-- BEGIN --
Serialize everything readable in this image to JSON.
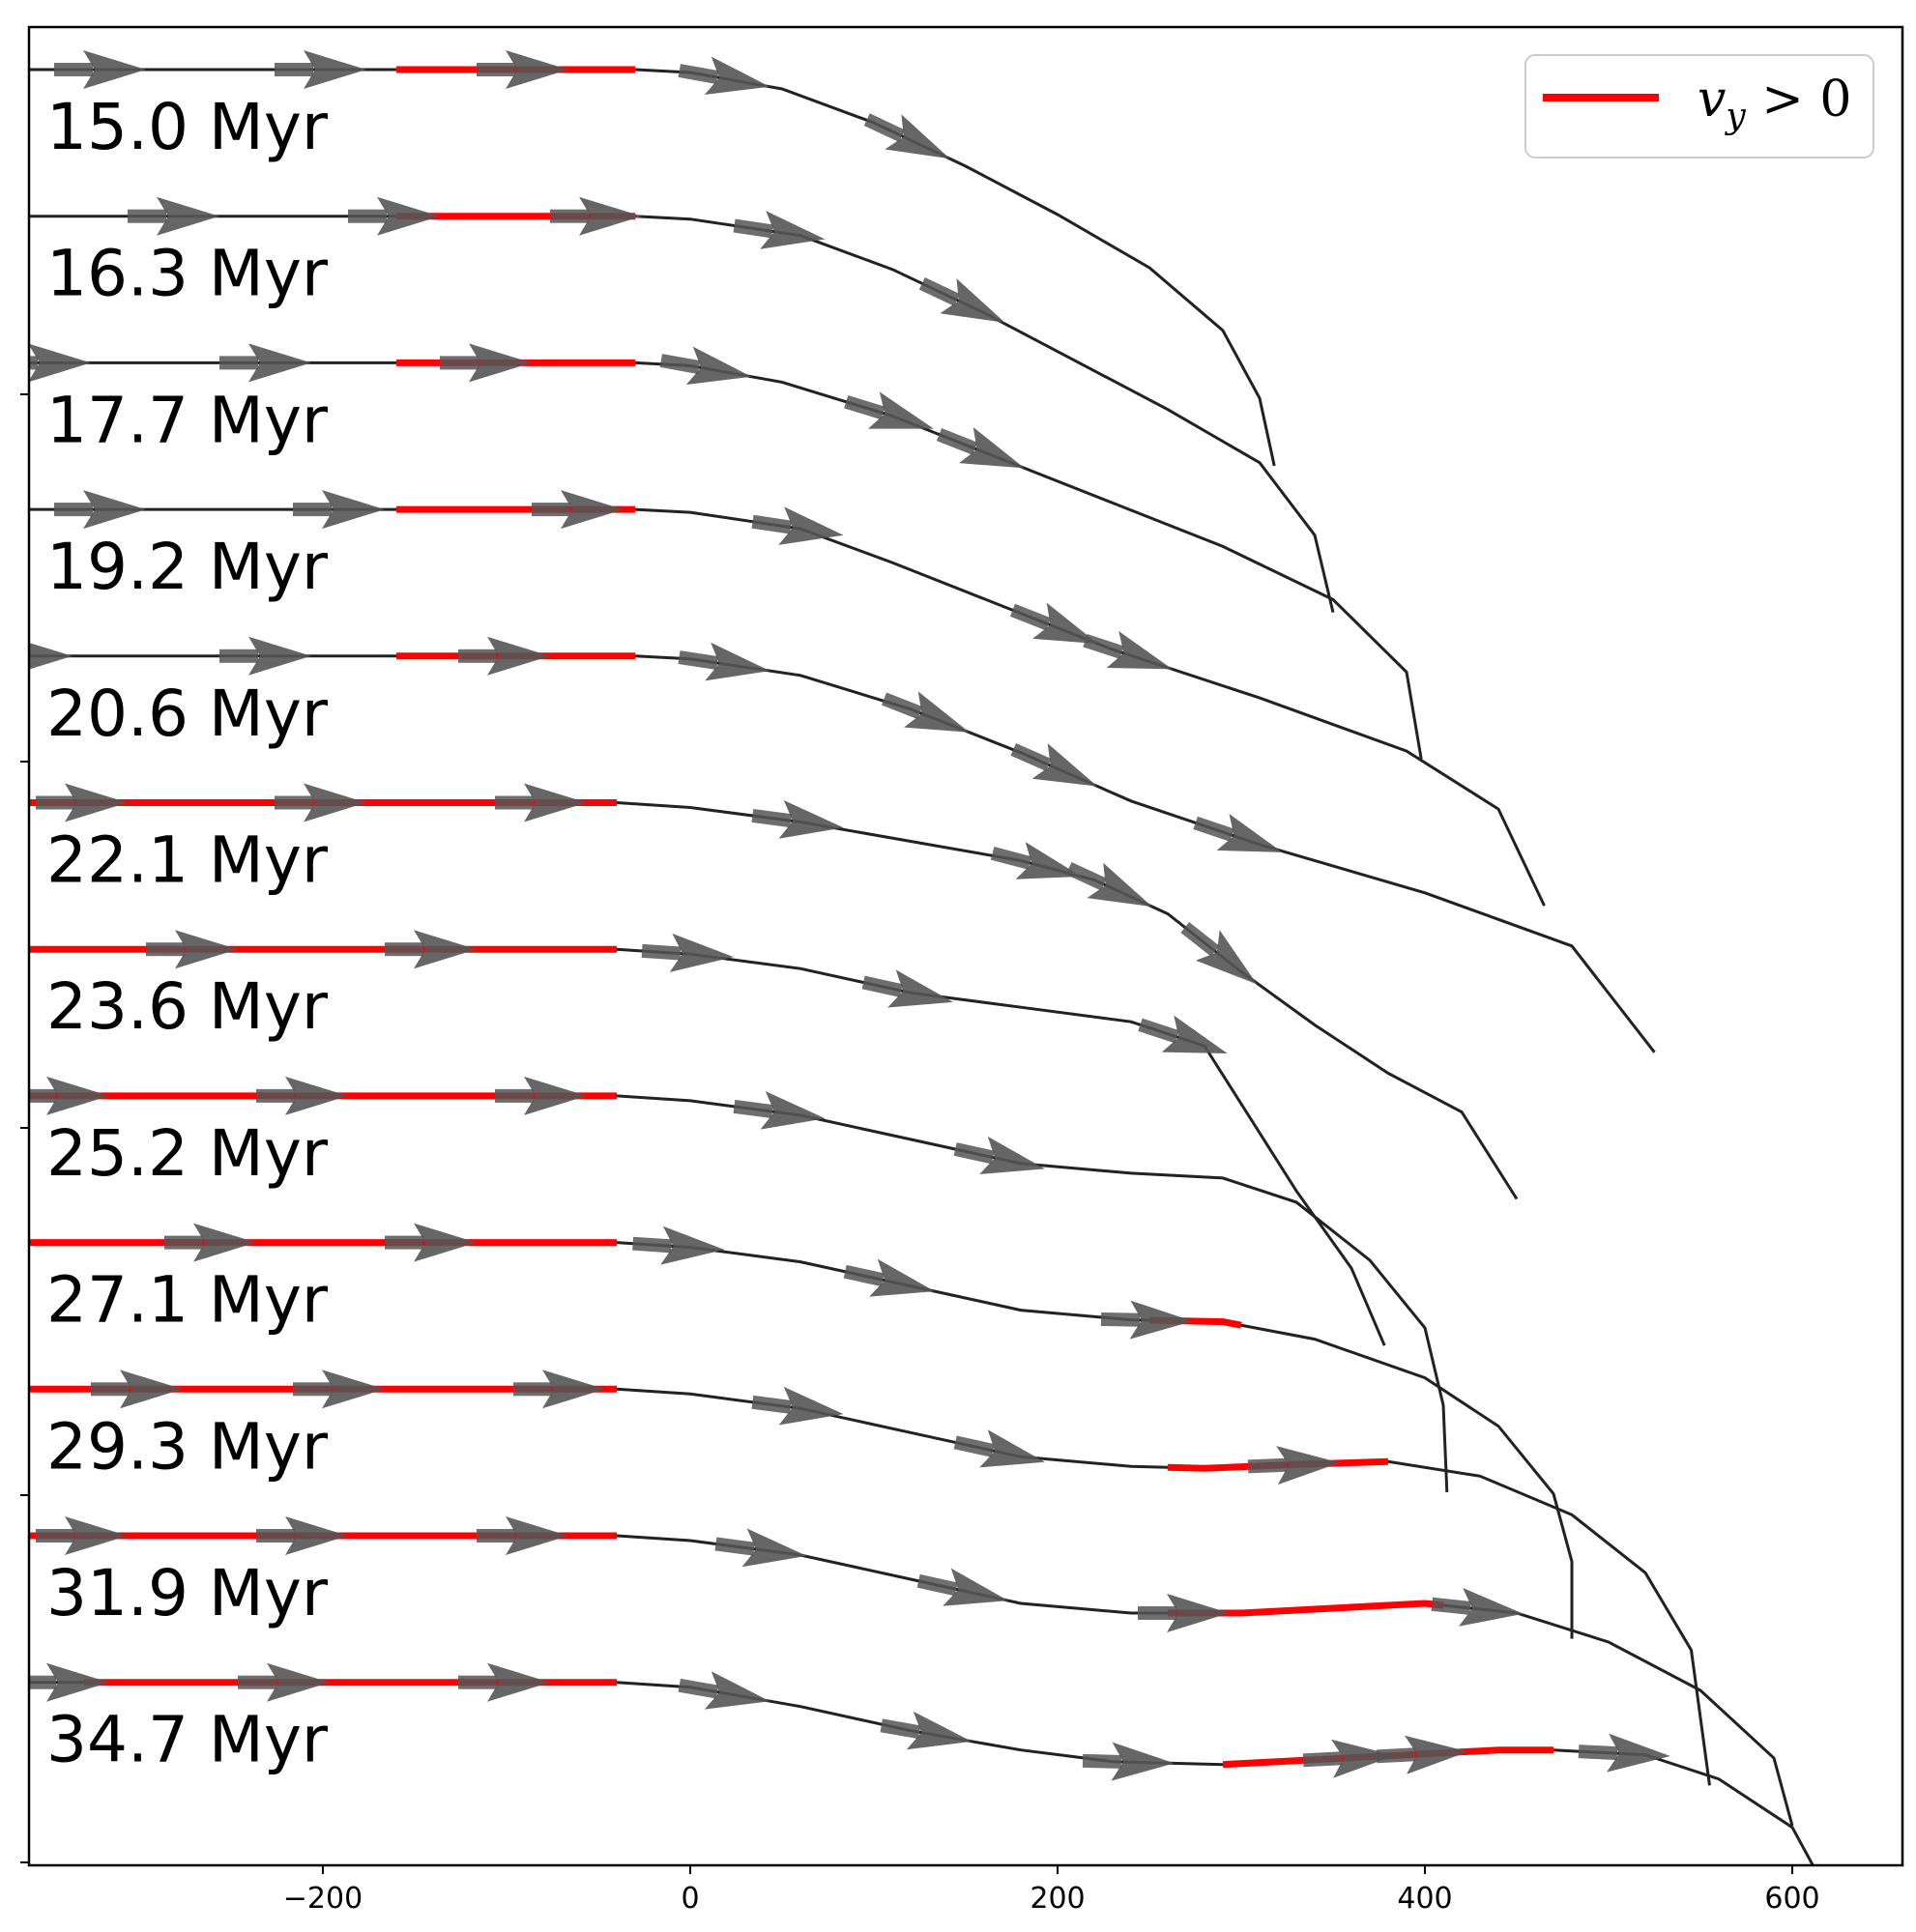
{
  "chart_data": {
    "type": "line",
    "title": "",
    "xlabel": "",
    "ylabel": "",
    "xlim": [
      -360,
      660
    ],
    "x_ticks": [
      -200,
      0,
      200,
      400,
      600
    ],
    "x_tick_labels": [
      "−200",
      "0",
      "200",
      "400",
      "600"
    ],
    "grid": false,
    "legend": {
      "placement": "top-right",
      "entries": [
        {
          "label_main": "v",
          "label_sub": "y",
          "label_rest": " > 0",
          "color": "#ff0000"
        }
      ]
    },
    "colors": {
      "trajectory": "#222222",
      "highlight": "#ff0000",
      "arrow": "#555555"
    },
    "series": [
      {
        "name": "15.0 Myr",
        "path": [
          [
            -360,
            0
          ],
          [
            -30,
            0
          ],
          [
            0,
            -3
          ],
          [
            50,
            -20
          ],
          [
            100,
            -55
          ],
          [
            150,
            -100
          ],
          [
            200,
            -150
          ],
          [
            250,
            -205
          ],
          [
            290,
            -270
          ],
          [
            310,
            -340
          ],
          [
            318,
            -410
          ]
        ],
        "highlight": [
          [
            -160,
            0
          ],
          [
            -30,
            0
          ]
        ],
        "arrows_x": [
          -320,
          -200,
          -90,
          20,
          120
        ]
      },
      {
        "name": "16.3 Myr",
        "path": [
          [
            -360,
            0
          ],
          [
            -30,
            0
          ],
          [
            0,
            -3
          ],
          [
            60,
            -20
          ],
          [
            110,
            -55
          ],
          [
            160,
            -100
          ],
          [
            210,
            -150
          ],
          [
            260,
            -200
          ],
          [
            310,
            -255
          ],
          [
            340,
            -330
          ],
          [
            350,
            -410
          ]
        ],
        "highlight": [
          [
            -160,
            0
          ],
          [
            -30,
            0
          ]
        ],
        "arrows_x": [
          -280,
          -160,
          -50,
          50,
          150
        ]
      },
      {
        "name": "17.7 Myr",
        "path": [
          [
            -360,
            0
          ],
          [
            -30,
            0
          ],
          [
            0,
            -3
          ],
          [
            50,
            -20
          ],
          [
            110,
            -55
          ],
          [
            170,
            -100
          ],
          [
            230,
            -145
          ],
          [
            290,
            -190
          ],
          [
            350,
            -245
          ],
          [
            390,
            -320
          ],
          [
            398,
            -410
          ]
        ],
        "highlight": [
          [
            -160,
            0
          ],
          [
            -30,
            0
          ]
        ],
        "arrows_x": [
          -350,
          -230,
          -110,
          10,
          110,
          160
        ]
      },
      {
        "name": "19.2 Myr",
        "path": [
          [
            -360,
            0
          ],
          [
            -30,
            0
          ],
          [
            0,
            -3
          ],
          [
            60,
            -20
          ],
          [
            110,
            -55
          ],
          [
            170,
            -100
          ],
          [
            230,
            -145
          ],
          [
            310,
            -195
          ],
          [
            390,
            -250
          ],
          [
            440,
            -310
          ],
          [
            465,
            -410
          ]
        ],
        "highlight": [
          [
            -160,
            0
          ],
          [
            -30,
            0
          ]
        ],
        "arrows_x": [
          -320,
          -190,
          -60,
          60,
          200,
          240
        ]
      },
      {
        "name": "20.6 Myr",
        "path": [
          [
            -360,
            0
          ],
          [
            -30,
            0
          ],
          [
            0,
            -3
          ],
          [
            60,
            -20
          ],
          [
            120,
            -55
          ],
          [
            180,
            -100
          ],
          [
            240,
            -150
          ],
          [
            310,
            -195
          ],
          [
            400,
            -245
          ],
          [
            480,
            -300
          ],
          [
            525,
            -410
          ]
        ],
        "highlight": [
          [
            -160,
            0
          ],
          [
            -30,
            0
          ]
        ],
        "arrows_x": [
          -360,
          -230,
          -100,
          20,
          130,
          200,
          300
        ]
      },
      {
        "name": "22.1 Myr",
        "path": [
          [
            -360,
            0
          ],
          [
            -40,
            0
          ],
          [
            0,
            -5
          ],
          [
            60,
            -20
          ],
          [
            120,
            -40
          ],
          [
            180,
            -60
          ],
          [
            220,
            -80
          ],
          [
            260,
            -115
          ],
          [
            300,
            -175
          ],
          [
            340,
            -230
          ],
          [
            380,
            -280
          ],
          [
            420,
            -320
          ],
          [
            450,
            -410
          ]
        ],
        "highlight": [
          [
            -360,
            0
          ],
          [
            -40,
            0
          ]
        ],
        "arrows_x": [
          -330,
          -200,
          -80,
          60,
          190,
          230,
          290
        ]
      },
      {
        "name": "23.6 Myr",
        "path": [
          [
            -360,
            0
          ],
          [
            -40,
            0
          ],
          [
            0,
            -5
          ],
          [
            60,
            -20
          ],
          [
            120,
            -45
          ],
          [
            180,
            -60
          ],
          [
            240,
            -75
          ],
          [
            280,
            -100
          ],
          [
            300,
            -160
          ],
          [
            330,
            -250
          ],
          [
            360,
            -330
          ],
          [
            378,
            -410
          ]
        ],
        "highlight": [
          [
            -360,
            0
          ],
          [
            -40,
            0
          ]
        ],
        "arrows_x": [
          -270,
          -140,
          0,
          120,
          270
        ]
      },
      {
        "name": "25.2 Myr",
        "path": [
          [
            -360,
            0
          ],
          [
            -40,
            0
          ],
          [
            0,
            -5
          ],
          [
            60,
            -20
          ],
          [
            120,
            -45
          ],
          [
            180,
            -70
          ],
          [
            240,
            -80
          ],
          [
            290,
            -85
          ],
          [
            330,
            -110
          ],
          [
            370,
            -170
          ],
          [
            400,
            -240
          ],
          [
            410,
            -320
          ],
          [
            412,
            -410
          ]
        ],
        "highlight": [
          [
            -360,
            0
          ],
          [
            -40,
            0
          ]
        ],
        "arrows_x": [
          -340,
          -210,
          -80,
          50,
          170
        ]
      },
      {
        "name": "27.1 Myr",
        "path": [
          [
            -360,
            0
          ],
          [
            -40,
            0
          ],
          [
            0,
            -5
          ],
          [
            60,
            -20
          ],
          [
            120,
            -45
          ],
          [
            180,
            -70
          ],
          [
            240,
            -80
          ],
          [
            290,
            -82
          ],
          [
            340,
            -100
          ],
          [
            400,
            -140
          ],
          [
            440,
            -190
          ],
          [
            470,
            -260
          ],
          [
            480,
            -330
          ],
          [
            480,
            -410
          ]
        ],
        "highlight": [
          [
            -360,
            0
          ],
          [
            -40,
            0
          ],
          [
            250,
            -82
          ],
          [
            300,
            -82
          ]
        ],
        "arrows_x": [
          -260,
          -140,
          -5,
          110,
          250
        ]
      },
      {
        "name": "29.3 Myr",
        "path": [
          [
            -360,
            0
          ],
          [
            -40,
            0
          ],
          [
            0,
            -5
          ],
          [
            60,
            -20
          ],
          [
            120,
            -45
          ],
          [
            180,
            -70
          ],
          [
            240,
            -80
          ],
          [
            280,
            -82
          ],
          [
            330,
            -78
          ],
          [
            380,
            -75
          ],
          [
            430,
            -90
          ],
          [
            480,
            -130
          ],
          [
            520,
            -190
          ],
          [
            545,
            -270
          ],
          [
            555,
            -410
          ]
        ],
        "highlight": [
          [
            -360,
            0
          ],
          [
            -40,
            0
          ],
          [
            260,
            -80
          ],
          [
            380,
            -75
          ]
        ],
        "arrows_x": [
          -300,
          -190,
          -70,
          60,
          170,
          330
        ]
      },
      {
        "name": "31.9 Myr",
        "path": [
          [
            -360,
            0
          ],
          [
            -40,
            0
          ],
          [
            0,
            -5
          ],
          [
            60,
            -20
          ],
          [
            120,
            -45
          ],
          [
            180,
            -70
          ],
          [
            240,
            -80
          ],
          [
            300,
            -80
          ],
          [
            350,
            -75
          ],
          [
            400,
            -70
          ],
          [
            450,
            -80
          ],
          [
            500,
            -110
          ],
          [
            550,
            -160
          ],
          [
            590,
            -230
          ],
          [
            600,
            -300
          ]
        ],
        "highlight": [
          [
            -360,
            0
          ],
          [
            -40,
            0
          ],
          [
            260,
            -80
          ],
          [
            410,
            -70
          ]
        ],
        "arrows_x": [
          -330,
          -210,
          -90,
          40,
          150,
          270,
          430
        ]
      },
      {
        "name": "34.7 Myr",
        "path": [
          [
            -360,
            0
          ],
          [
            -40,
            0
          ],
          [
            0,
            -5
          ],
          [
            60,
            -25
          ],
          [
            120,
            -50
          ],
          [
            180,
            -70
          ],
          [
            230,
            -82
          ],
          [
            290,
            -85
          ],
          [
            340,
            -80
          ],
          [
            390,
            -75
          ],
          [
            440,
            -70
          ],
          [
            470,
            -70
          ],
          [
            520,
            -75
          ],
          [
            560,
            -100
          ],
          [
            600,
            -150
          ],
          [
            620,
            -220
          ]
        ],
        "highlight": [
          [
            -330,
            0
          ],
          [
            -40,
            0
          ],
          [
            290,
            -85
          ],
          [
            470,
            -70
          ]
        ],
        "arrows_x": [
          -340,
          -220,
          -100,
          20,
          130,
          240,
          360,
          400,
          510
        ]
      }
    ]
  }
}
-- END --
Prompt: Search the listing for the word "name" and return each line that holds it.

In response:
        "name": "15.0 Myr",
        "name": "16.3 Myr",
        "name": "17.7 Myr",
        "name": "19.2 Myr",
        "name": "20.6 Myr",
        "name": "22.1 Myr",
        "name": "23.6 Myr",
        "name": "25.2 Myr",
        "name": "27.1 Myr",
        "name": "29.3 Myr",
        "name": "31.9 Myr",
        "name": "34.7 Myr",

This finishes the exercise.